## Job
Repeat the whole listing exactly as written.

## Records for processing
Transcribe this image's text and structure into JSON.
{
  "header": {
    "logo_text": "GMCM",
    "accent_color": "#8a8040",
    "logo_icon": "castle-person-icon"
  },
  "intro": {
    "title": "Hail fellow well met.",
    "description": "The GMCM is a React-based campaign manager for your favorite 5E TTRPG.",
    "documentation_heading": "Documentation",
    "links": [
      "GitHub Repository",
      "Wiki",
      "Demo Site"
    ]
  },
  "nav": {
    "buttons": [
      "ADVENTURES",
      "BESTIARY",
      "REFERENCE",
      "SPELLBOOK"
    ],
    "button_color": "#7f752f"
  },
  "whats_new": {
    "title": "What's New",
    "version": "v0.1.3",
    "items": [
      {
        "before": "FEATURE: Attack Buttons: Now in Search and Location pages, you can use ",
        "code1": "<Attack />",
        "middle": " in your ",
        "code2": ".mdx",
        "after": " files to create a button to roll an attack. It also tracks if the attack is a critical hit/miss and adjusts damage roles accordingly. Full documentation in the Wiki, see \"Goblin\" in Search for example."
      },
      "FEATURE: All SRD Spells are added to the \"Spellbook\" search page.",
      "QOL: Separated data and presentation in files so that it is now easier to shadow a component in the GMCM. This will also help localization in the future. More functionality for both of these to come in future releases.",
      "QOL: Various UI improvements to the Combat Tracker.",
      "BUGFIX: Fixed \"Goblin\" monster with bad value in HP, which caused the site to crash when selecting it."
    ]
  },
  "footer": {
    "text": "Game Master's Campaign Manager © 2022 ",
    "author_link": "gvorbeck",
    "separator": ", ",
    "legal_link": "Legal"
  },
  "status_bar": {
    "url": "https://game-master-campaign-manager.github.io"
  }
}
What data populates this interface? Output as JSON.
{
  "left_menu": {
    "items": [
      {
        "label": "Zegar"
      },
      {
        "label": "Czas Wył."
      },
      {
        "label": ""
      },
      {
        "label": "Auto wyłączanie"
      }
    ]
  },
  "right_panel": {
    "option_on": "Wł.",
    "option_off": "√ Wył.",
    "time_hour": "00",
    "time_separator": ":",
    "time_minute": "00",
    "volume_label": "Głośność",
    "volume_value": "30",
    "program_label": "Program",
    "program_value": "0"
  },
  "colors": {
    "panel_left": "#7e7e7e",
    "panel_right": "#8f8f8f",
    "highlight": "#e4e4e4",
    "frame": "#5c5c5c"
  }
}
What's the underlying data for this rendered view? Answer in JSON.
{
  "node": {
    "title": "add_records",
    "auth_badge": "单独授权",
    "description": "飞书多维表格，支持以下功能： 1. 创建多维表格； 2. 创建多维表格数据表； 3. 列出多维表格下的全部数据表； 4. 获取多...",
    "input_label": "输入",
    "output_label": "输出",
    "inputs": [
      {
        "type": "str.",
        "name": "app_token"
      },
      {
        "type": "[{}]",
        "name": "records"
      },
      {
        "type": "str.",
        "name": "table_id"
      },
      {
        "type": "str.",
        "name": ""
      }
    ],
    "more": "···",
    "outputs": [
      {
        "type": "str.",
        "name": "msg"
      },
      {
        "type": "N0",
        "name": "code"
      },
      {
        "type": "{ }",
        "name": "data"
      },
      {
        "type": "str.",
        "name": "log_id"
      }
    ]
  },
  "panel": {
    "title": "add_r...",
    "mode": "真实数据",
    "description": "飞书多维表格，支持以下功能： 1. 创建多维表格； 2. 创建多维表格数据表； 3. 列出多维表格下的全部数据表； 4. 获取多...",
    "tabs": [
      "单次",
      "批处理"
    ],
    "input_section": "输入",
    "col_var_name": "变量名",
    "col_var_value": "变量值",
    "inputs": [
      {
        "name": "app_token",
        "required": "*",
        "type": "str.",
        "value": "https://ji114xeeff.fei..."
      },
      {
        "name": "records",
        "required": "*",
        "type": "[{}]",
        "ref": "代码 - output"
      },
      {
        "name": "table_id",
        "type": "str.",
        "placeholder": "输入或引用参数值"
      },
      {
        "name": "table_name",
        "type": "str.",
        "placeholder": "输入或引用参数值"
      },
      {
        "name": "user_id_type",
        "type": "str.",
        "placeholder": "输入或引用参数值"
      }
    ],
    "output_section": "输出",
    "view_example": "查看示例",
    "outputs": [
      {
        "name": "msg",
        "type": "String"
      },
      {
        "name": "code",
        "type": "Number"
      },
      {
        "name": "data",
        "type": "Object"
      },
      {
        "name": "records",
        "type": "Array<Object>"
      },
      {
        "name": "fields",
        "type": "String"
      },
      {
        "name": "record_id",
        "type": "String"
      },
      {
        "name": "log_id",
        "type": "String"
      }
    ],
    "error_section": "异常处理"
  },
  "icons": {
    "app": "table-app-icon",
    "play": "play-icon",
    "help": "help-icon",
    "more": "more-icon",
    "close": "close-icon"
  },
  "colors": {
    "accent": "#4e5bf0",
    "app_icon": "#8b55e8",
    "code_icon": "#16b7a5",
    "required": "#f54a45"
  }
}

## The answer
Transcribe this image's text and structure into JSON.
{
  "header": {
    "logo_text": "GMCM",
    "accent_color": "#8a8040",
    "logo_icon": "castle-person-icon"
  },
  "intro": {
    "title": "Hail fellow well met.",
    "description": "The GMCM is a React-based campaign manager for your favorite 5E TTRPG.",
    "documentation_heading": "Documentation",
    "links": [
      "GitHub Repository",
      "Wiki",
      "Demo Site"
    ]
  },
  "nav": {
    "buttons": [
      "ADVENTURES",
      "BESTIARY",
      "REFERENCE",
      "SPELLBOOK"
    ],
    "button_color": "#7f752f"
  },
  "whats_new": {
    "title": "What's New",
    "version": "v0.1.3",
    "items": [
      {
        "before": "FEATURE: Attack Buttons: Now in Search and Location pages, you can use ",
        "code1": "<Attack />",
        "middle": " in your ",
        "code2": ".mdx",
        "after": " files to create a button to roll an attack. It also tracks if the attack is a critical hit/miss and adjusts damage roles accordingly. Full documentation in the Wiki, see \"Goblin\" in Search for example."
      },
      "FEATURE: All SRD Spells are added to the \"Spellbook\" search page.",
      "QOL: Separated data and presentation in files so that it is now easier to shadow a component in the GMCM. This will also help localization in the future. More functionality for both of these to come in future releases.",
      "QOL: Various UI improvements to the Combat Tracker.",
      "BUGFIX: Fixed \"Goblin\" monster with bad value in HP, which caused the site to crash when selecting it."
    ]
  },
  "footer": {
    "text": "Game Master's Campaign Manager © 2022 ",
    "author_link": "gvorbeck",
    "separator": ", ",
    "legal_link": "Legal"
  },
  "status_bar": {
    "url": "https://game-master-campaign-manager.github.io"
  }
}
What data populates this interface? Output as JSON.
{
  "left_menu": {
    "items": [
      {
        "label": "Zegar"
      },
      {
        "label": "Czas Wył."
      },
      {
        "label": ""
      },
      {
        "label": "Auto wyłączanie"
      }
    ]
  },
  "right_panel": {
    "option_on": "Wł.",
    "option_off": "√ Wył.",
    "time_hour": "00",
    "time_separator": ":",
    "time_minute": "00",
    "volume_label": "Głośność",
    "volume_value": "30",
    "program_label": "Program",
    "program_value": "0"
  },
  "colors": {
    "panel_left": "#7e7e7e",
    "panel_right": "#8f8f8f",
    "highlight": "#e4e4e4",
    "frame": "#5c5c5c"
  }
}
What's the underlying data for this rendered view? Answer in JSON.
{
  "node": {
    "title": "add_records",
    "auth_badge": "单独授权",
    "description": "飞书多维表格，支持以下功能： 1. 创建多维表格； 2. 创建多维表格数据表； 3. 列出多维表格下的全部数据表； 4. 获取多...",
    "input_label": "输入",
    "output_label": "输出",
    "inputs": [
      {
        "type": "str.",
        "name": "app_token"
      },
      {
        "type": "[{}]",
        "name": "records"
      },
      {
        "type": "str.",
        "name": "table_id"
      },
      {
        "type": "str.",
        "name": ""
      }
    ],
    "more": "···",
    "outputs": [
      {
        "type": "str.",
        "name": "msg"
      },
      {
        "type": "N0",
        "name": "code"
      },
      {
        "type": "{ }",
        "name": "data"
      },
      {
        "type": "str.",
        "name": "log_id"
      }
    ]
  },
  "panel": {
    "title": "add_r...",
    "mode": "真实数据",
    "description": "飞书多维表格，支持以下功能： 1. 创建多维表格； 2. 创建多维表格数据表； 3. 列出多维表格下的全部数据表； 4. 获取多...",
    "tabs": [
      "单次",
      "批处理"
    ],
    "input_section": "输入",
    "col_var_name": "变量名",
    "col_var_value": "变量值",
    "inputs": [
      {
        "name": "app_token",
        "required": "*",
        "type": "str.",
        "value": "https://ji114xeeff.fei..."
      },
      {
        "name": "records",
        "required": "*",
        "type": "[{}]",
        "ref": "代码 - output"
      },
      {
        "name": "table_id",
        "type": "str.",
        "placeholder": "输入或引用参数值"
      },
      {
        "name": "table_name",
        "type": "str.",
        "placeholder": "输入或引用参数值"
      },
      {
        "name": "user_id_type",
        "type": "str.",
        "placeholder": "输入或引用参数值"
      }
    ],
    "output_section": "输出",
    "view_example": "查看示例",
    "outputs": [
      {
        "name": "msg",
        "type": "String"
      },
      {
        "name": "code",
        "type": "Number"
      },
      {
        "name": "data",
        "type": "Object"
      },
      {
        "name": "records",
        "type": "Array<Object>"
      },
      {
        "name": "fields",
        "type": "String"
      },
      {
        "name": "record_id",
        "type": "String"
      },
      {
        "name": "log_id",
        "type": "String"
      }
    ],
    "error_section": "异常处理"
  },
  "icons": {
    "app": "table-app-icon",
    "play": "play-icon",
    "help": "help-icon",
    "more": "more-icon",
    "close": "close-icon"
  },
  "colors": {
    "accent": "#4e5bf0",
    "app_icon": "#8b55e8",
    "code_icon": "#16b7a5",
    "required": "#f54a45"
  }
}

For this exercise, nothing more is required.